Market-Cap Allocation
For Flexi Cap and Multi Cap funds, the split among Large/Mid/Small matters. SEBI Multi Cap rules mandate minimum 25% each in Large/Mid/Small. Flexi Cap has no such mandate — managers can sit 95% in Large Cap if they choose, even though the name suggests "flexibility".
Number of Stocks
A 45-stock equity fund and an 85-stock equity fund are different products. 85 holdings approaches index-hugging; 25 holdings is high-conviction.
Step 5 — Risk metrics — the truth-tellers (3 minutes)
This is the section most retail investors skip. Don't.
Standard Deviation (3-year, annualised)
The dispersion of monthly returns around the average. Higher means bumpier ride. A small-cap fund will run 22-28%; a large-cap fund 14-18%; a liquid fund 0.5-1.5%. Compare within category.

- **Data listing**

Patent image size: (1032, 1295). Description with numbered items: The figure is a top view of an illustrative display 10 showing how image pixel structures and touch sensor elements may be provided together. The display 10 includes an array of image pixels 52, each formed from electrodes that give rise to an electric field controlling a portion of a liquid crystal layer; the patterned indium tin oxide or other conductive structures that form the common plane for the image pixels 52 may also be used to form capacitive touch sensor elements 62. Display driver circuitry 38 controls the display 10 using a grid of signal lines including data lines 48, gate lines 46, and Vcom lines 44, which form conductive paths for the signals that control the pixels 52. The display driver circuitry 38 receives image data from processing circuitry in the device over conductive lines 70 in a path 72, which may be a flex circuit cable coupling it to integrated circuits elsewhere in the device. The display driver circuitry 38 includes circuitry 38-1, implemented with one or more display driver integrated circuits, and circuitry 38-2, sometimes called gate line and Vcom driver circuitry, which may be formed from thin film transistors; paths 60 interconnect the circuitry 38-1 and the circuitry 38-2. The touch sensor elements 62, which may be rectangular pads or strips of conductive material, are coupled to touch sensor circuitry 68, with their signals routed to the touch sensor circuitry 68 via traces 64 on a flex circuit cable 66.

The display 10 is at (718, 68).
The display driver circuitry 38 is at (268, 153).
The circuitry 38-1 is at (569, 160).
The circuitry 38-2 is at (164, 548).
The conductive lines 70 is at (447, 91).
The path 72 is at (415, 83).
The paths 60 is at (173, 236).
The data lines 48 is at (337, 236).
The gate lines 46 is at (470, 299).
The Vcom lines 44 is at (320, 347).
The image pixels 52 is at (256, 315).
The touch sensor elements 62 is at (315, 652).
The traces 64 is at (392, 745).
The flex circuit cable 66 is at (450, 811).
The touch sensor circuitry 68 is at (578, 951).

- **What to do**
Carry on with the mutual fund evaluation text, picking up right after its last sentence. Nothing in the lines has any bearing on what you do here.

- **Written reply**
Sharpe Ratio
Return earned per unit of risk taken. A higher Sharpe — given two funds with similar absolute returns — means the same return came with less volatility.
Beta
Sensitivity to the benchmark. Beta of 1.0 means the fund moves identically with the benchmark. Beta of 0.85 means it tends to fall less when the market falls and rise less when it rises. Beta of 1.15 means the opposite.
Alpha
Return generated above what the beta would predict. Persistent positive alpha across multiple periods is the genuine signal of manager skill — but watch the time window (1Y alpha is noisy; 5Y alpha is more credible).
For debt funds
- Average Maturity / Modified Duration — higher = more sensitive to interest-rate moves
- YTM (Yield to Maturity) — the expected gross return if all bonds are held to maturity
- Credit Quality Breakdown — AAA-heavy is safer; sub-AAA exposure increases credit risk
The 5-step checklist (paste this on your monitor)
- Mandate — what category, what is it trying to do?
- Manager — who runs it, how long, what is the AMC?
- Cost — TER, exit load, turnover — sensible vs category?
- Portfolio — what does it own, how concentrated, what are the active bets?
- Risk — standard deviation, Sharpe, beta, alpha — does this fit my profile?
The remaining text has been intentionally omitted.